• [RECORDS PROVIDED]
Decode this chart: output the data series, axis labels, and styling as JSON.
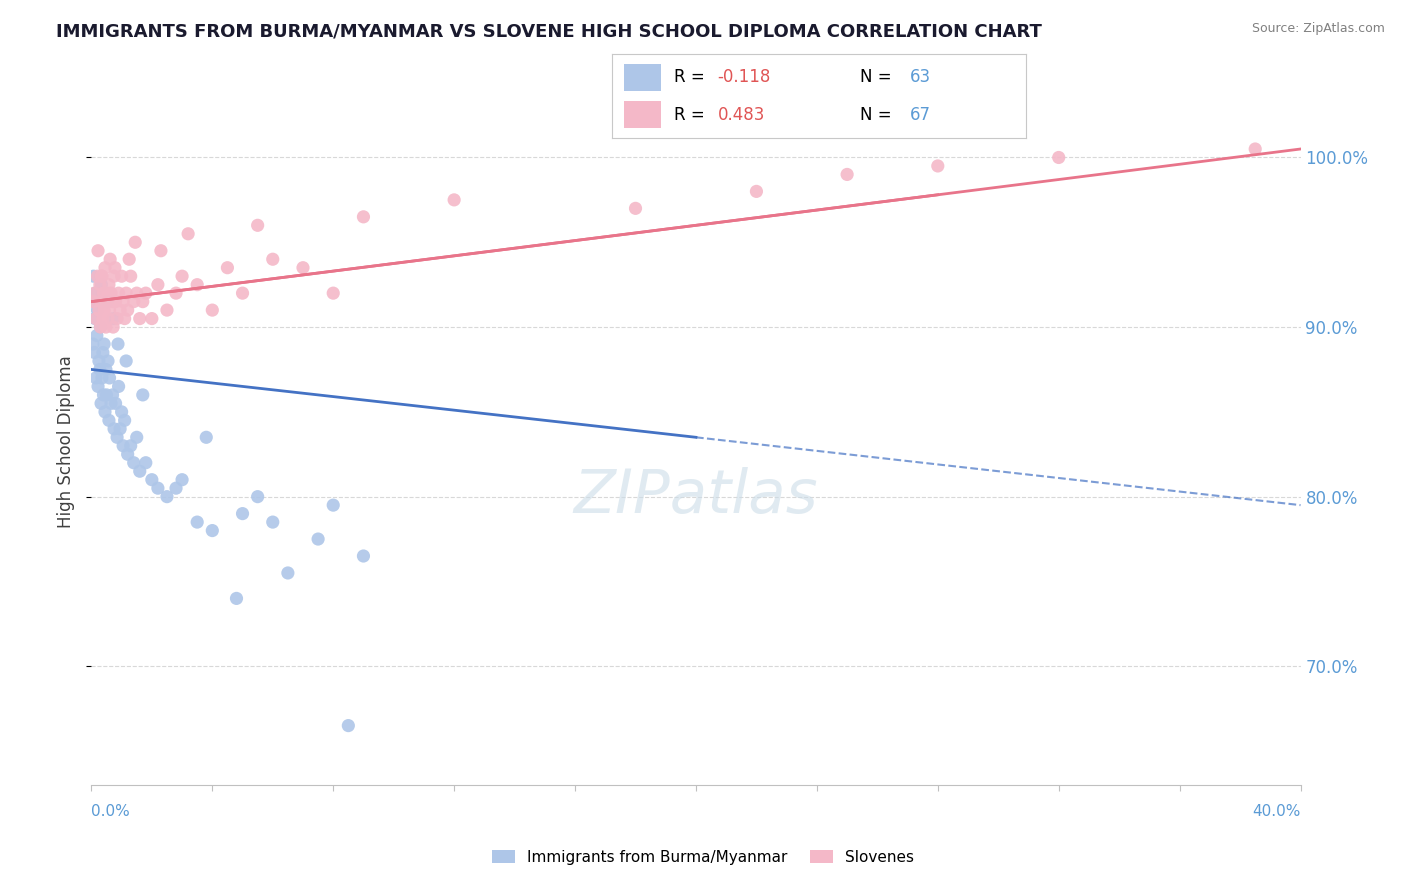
{
  "title": "IMMIGRANTS FROM BURMA/MYANMAR VS SLOVENE HIGH SCHOOL DIPLOMA CORRELATION CHART",
  "source": "Source: ZipAtlas.com",
  "ylabel": "High School Diploma",
  "xmin": 0.0,
  "xmax": 40.0,
  "ymin": 63.0,
  "ymax": 103.5,
  "right_yticks": [
    70.0,
    80.0,
    90.0,
    100.0
  ],
  "right_ytick_labels": [
    "70.0%",
    "80.0%",
    "90.0%",
    "100.0%"
  ],
  "legend_bottom_entries": [
    {
      "label": "Immigrants from Burma/Myanmar",
      "color": "#aec6e8"
    },
    {
      "label": "Slovenes",
      "color": "#f4b8c8"
    }
  ],
  "blue_r": -0.118,
  "blue_n": 63,
  "pink_r": 0.483,
  "pink_n": 67,
  "blue_line_x0": 0.0,
  "blue_line_y0": 87.5,
  "blue_line_x1": 20.0,
  "blue_line_y1": 83.5,
  "blue_line_solid_end": 20.0,
  "blue_line_dash_end": 40.0,
  "pink_line_x0": 0.0,
  "pink_line_y0": 91.5,
  "pink_line_x1": 40.0,
  "pink_line_y1": 100.5,
  "pink_line_solid_end": 28.0,
  "blue_line_color": "#4472c4",
  "pink_line_color": "#e8748a",
  "blue_dot_color": "#aec6e8",
  "pink_dot_color": "#f4b8c8",
  "watermark": "ZIPatlas",
  "watermark_color": "#ccdde8",
  "blue_scatter_x": [
    0.05,
    0.08,
    0.1,
    0.12,
    0.15,
    0.18,
    0.2,
    0.22,
    0.25,
    0.28,
    0.3,
    0.32,
    0.35,
    0.38,
    0.4,
    0.42,
    0.45,
    0.48,
    0.5,
    0.55,
    0.58,
    0.6,
    0.65,
    0.7,
    0.75,
    0.8,
    0.85,
    0.9,
    0.95,
    1.0,
    1.05,
    1.1,
    1.2,
    1.3,
    1.4,
    1.5,
    1.6,
    1.8,
    2.0,
    2.2,
    2.5,
    2.8,
    3.0,
    3.5,
    4.0,
    5.0,
    6.0,
    7.5,
    8.0,
    9.0,
    0.07,
    0.13,
    0.33,
    0.52,
    0.72,
    0.88,
    1.15,
    1.7,
    3.8,
    5.5,
    4.8,
    6.5,
    8.5
  ],
  "blue_scatter_y": [
    89.0,
    91.5,
    88.5,
    90.5,
    87.0,
    89.5,
    91.0,
    86.5,
    88.0,
    87.5,
    90.0,
    85.5,
    87.0,
    88.5,
    86.0,
    89.0,
    85.0,
    87.5,
    86.0,
    88.0,
    84.5,
    87.0,
    85.5,
    86.0,
    84.0,
    85.5,
    83.5,
    86.5,
    84.0,
    85.0,
    83.0,
    84.5,
    82.5,
    83.0,
    82.0,
    83.5,
    81.5,
    82.0,
    81.0,
    80.5,
    80.0,
    80.5,
    81.0,
    78.5,
    78.0,
    79.0,
    78.5,
    77.5,
    79.5,
    76.5,
    93.0,
    92.0,
    92.5,
    91.5,
    90.5,
    89.0,
    88.0,
    86.0,
    83.5,
    80.0,
    74.0,
    75.5,
    66.5
  ],
  "pink_scatter_x": [
    0.05,
    0.1,
    0.15,
    0.2,
    0.25,
    0.28,
    0.3,
    0.32,
    0.35,
    0.38,
    0.4,
    0.42,
    0.45,
    0.48,
    0.5,
    0.52,
    0.55,
    0.58,
    0.6,
    0.65,
    0.7,
    0.72,
    0.75,
    0.8,
    0.85,
    0.9,
    0.95,
    1.0,
    1.05,
    1.1,
    1.15,
    1.2,
    1.3,
    1.4,
    1.5,
    1.6,
    1.7,
    1.8,
    2.0,
    2.2,
    2.5,
    2.8,
    3.0,
    3.5,
    4.0,
    4.5,
    5.0,
    6.0,
    7.0,
    8.0,
    0.22,
    0.33,
    0.62,
    0.78,
    1.25,
    1.45,
    2.3,
    3.2,
    5.5,
    9.0,
    12.0,
    18.0,
    22.0,
    25.0,
    28.0,
    32.0,
    38.5
  ],
  "pink_scatter_y": [
    91.5,
    92.0,
    90.5,
    93.0,
    91.0,
    92.5,
    90.0,
    91.5,
    93.0,
    90.5,
    92.0,
    91.0,
    93.5,
    90.0,
    91.5,
    92.0,
    90.5,
    92.5,
    91.0,
    92.0,
    91.5,
    90.0,
    93.0,
    91.5,
    90.5,
    92.0,
    91.0,
    93.0,
    91.5,
    90.5,
    92.0,
    91.0,
    93.0,
    91.5,
    92.0,
    90.5,
    91.5,
    92.0,
    90.5,
    92.5,
    91.0,
    92.0,
    93.0,
    92.5,
    91.0,
    93.5,
    92.0,
    94.0,
    93.5,
    92.0,
    94.5,
    93.0,
    94.0,
    93.5,
    94.0,
    95.0,
    94.5,
    95.5,
    96.0,
    96.5,
    97.5,
    97.0,
    98.0,
    99.0,
    99.5,
    100.0,
    100.5
  ]
}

• [WORK TO DO]
All of the entries need to be transcribed word for word; pictures are left out.

• [TASK SOLUTION]
Decode this chart: output the data series, axis labels, and styling as JSON.
{
  "title": "IMMIGRANTS FROM BURMA/MYANMAR VS SLOVENE HIGH SCHOOL DIPLOMA CORRELATION CHART",
  "source": "Source: ZipAtlas.com",
  "ylabel": "High School Diploma",
  "xmin": 0.0,
  "xmax": 40.0,
  "ymin": 63.0,
  "ymax": 103.5,
  "right_yticks": [
    70.0,
    80.0,
    90.0,
    100.0
  ],
  "right_ytick_labels": [
    "70.0%",
    "80.0%",
    "90.0%",
    "100.0%"
  ],
  "legend_bottom_entries": [
    {
      "label": "Immigrants from Burma/Myanmar",
      "color": "#aec6e8"
    },
    {
      "label": "Slovenes",
      "color": "#f4b8c8"
    }
  ],
  "blue_r": -0.118,
  "blue_n": 63,
  "pink_r": 0.483,
  "pink_n": 67,
  "blue_line_x0": 0.0,
  "blue_line_y0": 87.5,
  "blue_line_x1": 20.0,
  "blue_line_y1": 83.5,
  "blue_line_solid_end": 20.0,
  "blue_line_dash_end": 40.0,
  "pink_line_x0": 0.0,
  "pink_line_y0": 91.5,
  "pink_line_x1": 40.0,
  "pink_line_y1": 100.5,
  "pink_line_solid_end": 28.0,
  "blue_line_color": "#4472c4",
  "pink_line_color": "#e8748a",
  "blue_dot_color": "#aec6e8",
  "pink_dot_color": "#f4b8c8",
  "watermark": "ZIPatlas",
  "watermark_color": "#ccdde8",
  "blue_scatter_x": [
    0.05,
    0.08,
    0.1,
    0.12,
    0.15,
    0.18,
    0.2,
    0.22,
    0.25,
    0.28,
    0.3,
    0.32,
    0.35,
    0.38,
    0.4,
    0.42,
    0.45,
    0.48,
    0.5,
    0.55,
    0.58,
    0.6,
    0.65,
    0.7,
    0.75,
    0.8,
    0.85,
    0.9,
    0.95,
    1.0,
    1.05,
    1.1,
    1.2,
    1.3,
    1.4,
    1.5,
    1.6,
    1.8,
    2.0,
    2.2,
    2.5,
    2.8,
    3.0,
    3.5,
    4.0,
    5.0,
    6.0,
    7.5,
    8.0,
    9.0,
    0.07,
    0.13,
    0.33,
    0.52,
    0.72,
    0.88,
    1.15,
    1.7,
    3.8,
    5.5,
    4.8,
    6.5,
    8.5
  ],
  "blue_scatter_y": [
    89.0,
    91.5,
    88.5,
    90.5,
    87.0,
    89.5,
    91.0,
    86.5,
    88.0,
    87.5,
    90.0,
    85.5,
    87.0,
    88.5,
    86.0,
    89.0,
    85.0,
    87.5,
    86.0,
    88.0,
    84.5,
    87.0,
    85.5,
    86.0,
    84.0,
    85.5,
    83.5,
    86.5,
    84.0,
    85.0,
    83.0,
    84.5,
    82.5,
    83.0,
    82.0,
    83.5,
    81.5,
    82.0,
    81.0,
    80.5,
    80.0,
    80.5,
    81.0,
    78.5,
    78.0,
    79.0,
    78.5,
    77.5,
    79.5,
    76.5,
    93.0,
    92.0,
    92.5,
    91.5,
    90.5,
    89.0,
    88.0,
    86.0,
    83.5,
    80.0,
    74.0,
    75.5,
    66.5
  ],
  "pink_scatter_x": [
    0.05,
    0.1,
    0.15,
    0.2,
    0.25,
    0.28,
    0.3,
    0.32,
    0.35,
    0.38,
    0.4,
    0.42,
    0.45,
    0.48,
    0.5,
    0.52,
    0.55,
    0.58,
    0.6,
    0.65,
    0.7,
    0.72,
    0.75,
    0.8,
    0.85,
    0.9,
    0.95,
    1.0,
    1.05,
    1.1,
    1.15,
    1.2,
    1.3,
    1.4,
    1.5,
    1.6,
    1.7,
    1.8,
    2.0,
    2.2,
    2.5,
    2.8,
    3.0,
    3.5,
    4.0,
    4.5,
    5.0,
    6.0,
    7.0,
    8.0,
    0.22,
    0.33,
    0.62,
    0.78,
    1.25,
    1.45,
    2.3,
    3.2,
    5.5,
    9.0,
    12.0,
    18.0,
    22.0,
    25.0,
    28.0,
    32.0,
    38.5
  ],
  "pink_scatter_y": [
    91.5,
    92.0,
    90.5,
    93.0,
    91.0,
    92.5,
    90.0,
    91.5,
    93.0,
    90.5,
    92.0,
    91.0,
    93.5,
    90.0,
    91.5,
    92.0,
    90.5,
    92.5,
    91.0,
    92.0,
    91.5,
    90.0,
    93.0,
    91.5,
    90.5,
    92.0,
    91.0,
    93.0,
    91.5,
    90.5,
    92.0,
    91.0,
    93.0,
    91.5,
    92.0,
    90.5,
    91.5,
    92.0,
    90.5,
    92.5,
    91.0,
    92.0,
    93.0,
    92.5,
    91.0,
    93.5,
    92.0,
    94.0,
    93.5,
    92.0,
    94.5,
    93.0,
    94.0,
    93.5,
    94.0,
    95.0,
    94.5,
    95.5,
    96.0,
    96.5,
    97.5,
    97.0,
    98.0,
    99.0,
    99.5,
    100.0,
    100.5
  ]
}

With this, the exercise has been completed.